--- Begin PASSAGE SHOWN ---

JonathanWoollett-Light · 2024-03-11T10:56:27Z

src/jailer/src/cgroup.rs

+pub struct CgroupBuilder<'a> {
    version: u8,
    hierarchies: HashMap<String, PathBuf>,
    mount_points: Vec<CgroupMountPoint>,
+    proc_mounts_path: &'a str,
 }


This may use more memory than before.

It would be better to do:

Suggested change

pub struct CgroupBuilder<'a> {

version: u8,

hierarchies: HashMap<String, PathBuf>,

mount_points: Vec<CgroupMountPoint>,

proc_mounts_path: &'a str,

}

pub struct CgroupBuilder {

version: u8,

hierarchies: HashMap<String, PathBuf>,

mount_points: Vec<CgroupMountPoint>,

proc_mounts_path: &'static str,

}

@JonathanWoollett-Light
Thank you for your suggestion. However, since the field requires dynamic values.
Because it's necessary to isolate the environment between multiple threads running tests.
If static lifetime were used, multiple threads running tests would access the same directory, potentially causing fail tests.

I only saw static strings passed to be used as proc_mounts_path, if the number of threads in tests is constant we could have a static string for each. Could you point to where a non-static string is used?

This is a nit regardless.

Although only for testing, dynamic values are used in the following places:

firecracker/src/jailer/src/cgroup.rs

Lines 477 to 479 in 14f8f38

let mock_proc_mounts = format!(

"/tmp/firecracker/test/{}/jailer/proc/mounts",

rand::rand_alphanumerics(4).into_string().unwrap()

firecracker/src/jailer/src/cgroup.rs

Line 608 in 14f8f38

let builder = CgroupBuilder::new(1, mock_cgroups.proc_mounts_path.as_str());

How about changing the type of proc_mounts_path to Cow<'static, str>? With this change, the production code can accept the constant PROC_MOUNTS, while the test code can dynamically generate a String. What do you think about this approach?

zulinx86 · 2024-03-13T13:53:33Z

@cm-iwata Could you please squash 3134792 and 33ced74 into one commit? Two identical commits are shown in https://github.com/firecracker-microvm/firecracker/pull/4438/commits.

zulinx86 · 2024-03-13T16:10:04Z

src/jailer/src/cgroup.rs

+    pub fn get_mock_proc_mounts() -> String {
+        format!(
+            "/tmp/firecracker/test/{}/jailer/proc/mounts",
+            rand::rand_alphanumerics(4).into_string().unwrap()
+        )

--- End PASSAGE SHOWN ---
--- Begin RECORDED DATA ---

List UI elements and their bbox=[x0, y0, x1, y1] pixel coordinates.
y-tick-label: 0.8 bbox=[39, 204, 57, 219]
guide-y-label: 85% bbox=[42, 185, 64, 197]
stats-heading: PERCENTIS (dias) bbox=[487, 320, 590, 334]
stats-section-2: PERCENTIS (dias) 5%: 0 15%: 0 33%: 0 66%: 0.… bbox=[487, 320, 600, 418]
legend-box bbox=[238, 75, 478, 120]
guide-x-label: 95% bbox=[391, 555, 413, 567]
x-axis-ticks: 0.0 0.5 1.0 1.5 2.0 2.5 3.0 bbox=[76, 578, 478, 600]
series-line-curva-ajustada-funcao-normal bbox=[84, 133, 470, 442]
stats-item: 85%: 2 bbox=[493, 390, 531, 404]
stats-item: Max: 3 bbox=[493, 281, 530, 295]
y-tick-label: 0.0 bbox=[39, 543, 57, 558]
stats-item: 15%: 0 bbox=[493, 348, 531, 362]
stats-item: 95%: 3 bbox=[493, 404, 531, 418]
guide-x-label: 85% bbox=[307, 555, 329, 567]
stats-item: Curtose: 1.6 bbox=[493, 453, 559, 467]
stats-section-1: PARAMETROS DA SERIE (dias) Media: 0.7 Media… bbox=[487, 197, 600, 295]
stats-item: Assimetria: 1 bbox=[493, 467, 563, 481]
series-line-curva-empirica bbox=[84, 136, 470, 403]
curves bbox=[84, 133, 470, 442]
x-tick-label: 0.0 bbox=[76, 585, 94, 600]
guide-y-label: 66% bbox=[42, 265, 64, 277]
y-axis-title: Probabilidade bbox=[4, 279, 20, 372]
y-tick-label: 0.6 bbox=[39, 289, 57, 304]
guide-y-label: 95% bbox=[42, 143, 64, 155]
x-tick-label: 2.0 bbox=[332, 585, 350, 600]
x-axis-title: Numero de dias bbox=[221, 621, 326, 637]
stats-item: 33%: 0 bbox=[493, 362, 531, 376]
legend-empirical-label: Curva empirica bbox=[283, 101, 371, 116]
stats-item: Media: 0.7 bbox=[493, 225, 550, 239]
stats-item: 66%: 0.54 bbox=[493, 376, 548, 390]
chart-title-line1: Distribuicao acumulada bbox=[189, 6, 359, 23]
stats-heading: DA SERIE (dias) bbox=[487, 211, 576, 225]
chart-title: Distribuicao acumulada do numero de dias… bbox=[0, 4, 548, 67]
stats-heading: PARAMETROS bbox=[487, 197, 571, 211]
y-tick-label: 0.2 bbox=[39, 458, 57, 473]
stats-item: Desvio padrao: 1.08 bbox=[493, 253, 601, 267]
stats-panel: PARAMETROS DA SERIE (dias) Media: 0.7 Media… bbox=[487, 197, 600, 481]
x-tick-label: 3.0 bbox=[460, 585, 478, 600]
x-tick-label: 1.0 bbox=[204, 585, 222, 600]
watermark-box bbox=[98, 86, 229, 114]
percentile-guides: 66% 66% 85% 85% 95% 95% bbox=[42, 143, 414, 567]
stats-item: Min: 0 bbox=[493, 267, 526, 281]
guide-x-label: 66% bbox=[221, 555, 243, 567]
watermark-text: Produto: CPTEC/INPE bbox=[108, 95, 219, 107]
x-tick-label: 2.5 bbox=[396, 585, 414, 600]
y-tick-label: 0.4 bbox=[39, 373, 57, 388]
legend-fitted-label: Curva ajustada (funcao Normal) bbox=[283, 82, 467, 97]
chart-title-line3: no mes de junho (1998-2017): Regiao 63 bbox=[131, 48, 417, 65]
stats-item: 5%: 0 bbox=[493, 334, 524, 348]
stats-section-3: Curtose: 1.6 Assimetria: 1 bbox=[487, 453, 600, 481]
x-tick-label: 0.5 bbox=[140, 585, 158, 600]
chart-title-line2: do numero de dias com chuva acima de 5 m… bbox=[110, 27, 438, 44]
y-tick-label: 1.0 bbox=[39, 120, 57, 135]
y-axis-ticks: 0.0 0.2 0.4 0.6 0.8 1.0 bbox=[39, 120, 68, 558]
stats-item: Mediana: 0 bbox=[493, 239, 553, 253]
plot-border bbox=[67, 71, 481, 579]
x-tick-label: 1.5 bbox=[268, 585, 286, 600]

--- End RECORDED DATA ---

WHAT IS BEING ASKED:
Write a continuation of the code review thread on the jailer's cgroup builder, picking up right after its last line. The entries are separate material and are not part of the code review thread on the cgroup builder.

RESPONSE TO THIS EXERCISE:
+    }


get_mock_proc_mounts() is always called just before MockCgroupFs::new(). How about putting get_mock_proc_monts() inside the MockCgroupFs::new()? By doing this and owning the string, the lifetime parameter <'a> of MockCgroupFs can be removed as follows:

- pub fn get_mock_proc_mounts() -> String { - format!( - "/tmp/firecracker/test/{}/jailer/proc/mounts", - rand::rand_alphanumerics(4).into_string().unwrap() - ) - } - #[derive(Debug)] - pub struct MockCgroupFs<'a> { + pub struct MockCgroupFs { mounts_file: File, - pub proc_mount_path: &'a str, + pub proc_mount_path: String, } // Helper object that simulates the layout of the cgroup file system // This can be used for testing regardless of the availability of a particular // version of cgroups on the system - impl<'a> MockCgroupFs<'a> { + impl MockCgroupFs { pub fn create_file_with_contents<P: AsRef<Path> + Debug>( filename: P, contents: &str, @@ -480,10 +473,12 @@ pub mod test_util { Ok(()) } - pub fn new( - mock_proc_mount: &'a str, - ) -> std::result::Result<MockCgroupFs<'a>, std::io::Error> { - let mock_proc_dir = Path::new(mock_proc_mount).parent().unwrap(); + pub fn new() -> std::result::Result<MockCgroupFs, std::io::Error> { + let mock_proc_mount = format!( + "/tmp/firecracker/test/{}/jailer/proc/mounts", + rand::rand_alphanumerics(4).into_string().unwrap() + ); + let mock_proc_dir = Path::new(&mock_proc_mount).parent().unwrap();

fixed in 540eea5 and 14f8f38

zulinx86 · 2024-03-13T16:41:45Z

src/jailer/src/cgroup.rs

-        let f = File::open(PROC_MOUNTS)
-            .map_err(|err| JailerError::FileOpen(PathBuf::from(PROC_MOUNTS), err))?;
+        let f = File::open(b.proc_mounts_path)
+            .map_err(|err| JailerError::FileOpen(PathBuf::from(&b.proc_mounts_path), err))?;


nitpicking, but & can be removed.

Suggested change

.map_err(|err| JailerError::FileOpen(PathBuf::from(&b.proc_mounts_path), err))?;

.map_err(|err| JailerError::FileOpen(PathBuf::from(b.proc_mounts_path), err))?;

fixed in e77496a

zulinx86 · 2024-03-13T16:42:10Z

src/jailer/src/cgroup.rs

@@ -72,7 +68,8 @@ impl CgroupBuilder {
        ).map_err(JailerError::RegEx)?;

        for l in BufReader::new(f).lines() {
-            let l = l.map_err(|err| JailerError::ReadLine(PathBuf::from(PROC_MOUNTS), err))?;
+            let l =
+                l.map_err(|err| JailerError::ReadLine(PathBuf::from(&b.proc_mounts_path), err))?;


nitpicking: See #4438 (comment)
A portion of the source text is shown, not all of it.